-- BEGIN Provided data --

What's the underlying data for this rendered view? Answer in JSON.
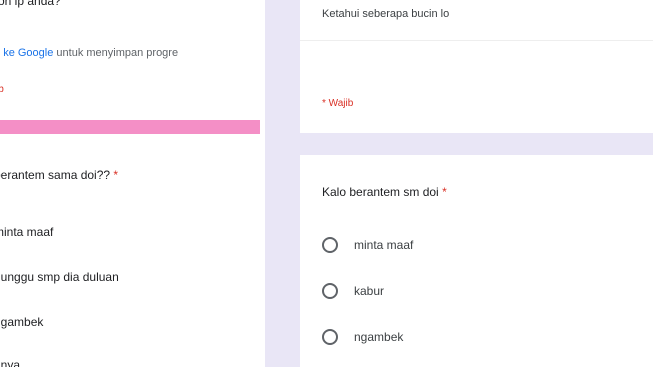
{
  "left_form": {
    "title_fragment": "on ip anda?",
    "signin_prefix": "o",
    "signin_link": "ke Google",
    "signin_suffix": "untuk menyimpan progre",
    "required_fragment": "ib",
    "progress_bar_color": "#f48fc6",
    "question": "berantem sama doi??",
    "question_star": "*",
    "options": [
      "minta maaf",
      "nunggu smp dia duluan",
      "ngambek",
      "nnya"
    ]
  },
  "card_top": {
    "answer_text": "Ketahui seberapa bucin lo",
    "required_note": "* Wajib"
  },
  "card_bottom": {
    "question": "Kalo berantem sm doi",
    "question_star": "*",
    "options": [
      "minta maaf",
      "kabur",
      "ngambek"
    ]
  },
  "colors": {
    "background": "#e9e6f6",
    "card": "#ffffff",
    "required": "#d93025",
    "link": "#1a73e8"
  }
}
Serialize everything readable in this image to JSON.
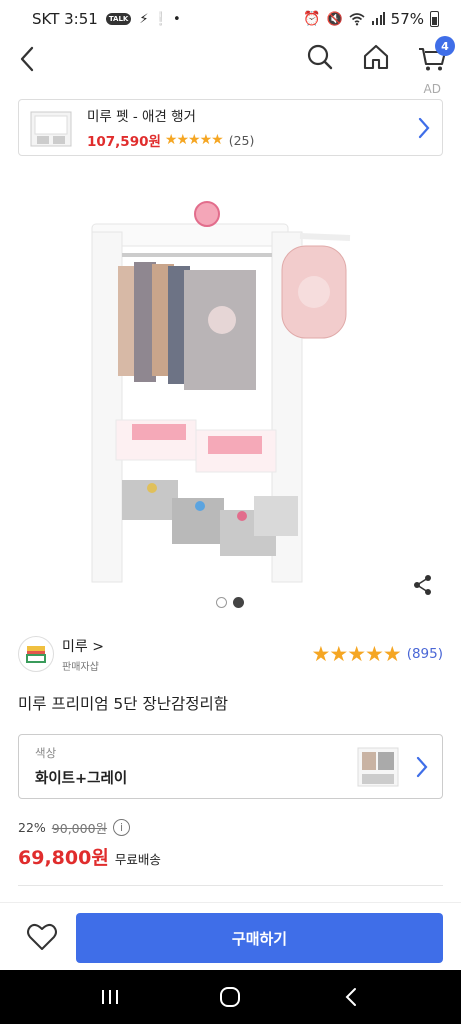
{
  "status_bar": {
    "carrier_time": "SKT 3:51",
    "talk_badge": "TALK",
    "battery": "57%"
  },
  "nav": {
    "cart_count": "4",
    "ad_label": "AD"
  },
  "ad_banner": {
    "title": "미루 펫 - 애견 행거",
    "price": "107,590원",
    "stars": "★★★★★",
    "review_count": "(25)"
  },
  "product": {
    "seller_name": "미루 >",
    "seller_sub": "판매자샵",
    "rating_stars": "★★★★★",
    "rating_count": "(895)",
    "title": "미루 프리미엄 5단 장난감정리함",
    "image_pager": {
      "total": 2,
      "active": 2
    }
  },
  "option": {
    "label": "색상",
    "value": "화이트+그레이"
  },
  "price": {
    "discount": "22%",
    "original": "90,000원",
    "info": "i",
    "final": "69,800원",
    "shipping": "무료배송"
  },
  "bottom": {
    "buy_label": "구매하기"
  },
  "colors": {
    "accent": "#3f6ee8",
    "price_red": "#e02d2d",
    "star": "#f5a623"
  }
}
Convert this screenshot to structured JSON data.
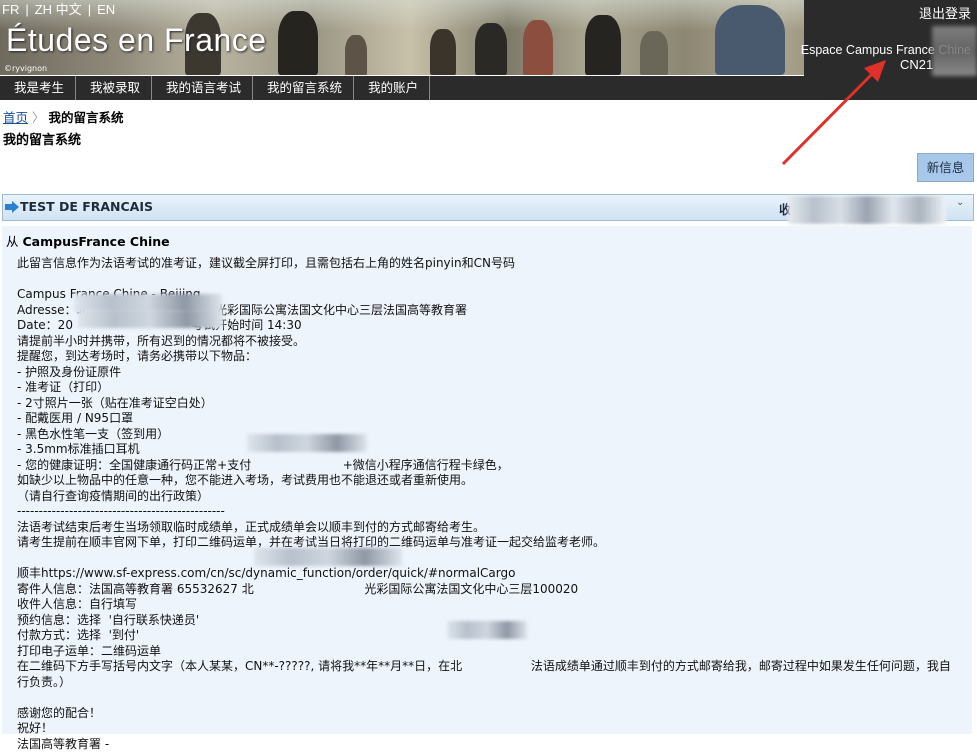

-- END Provided data --

Problem: In the listing above, find the lines holding the word "this" and copy them.

The reply:
What's the underlying data for this rendered view? Answer in JSON.
Serialize everything readable in this image to JSON.
Convert this screenshot to structured JSON data.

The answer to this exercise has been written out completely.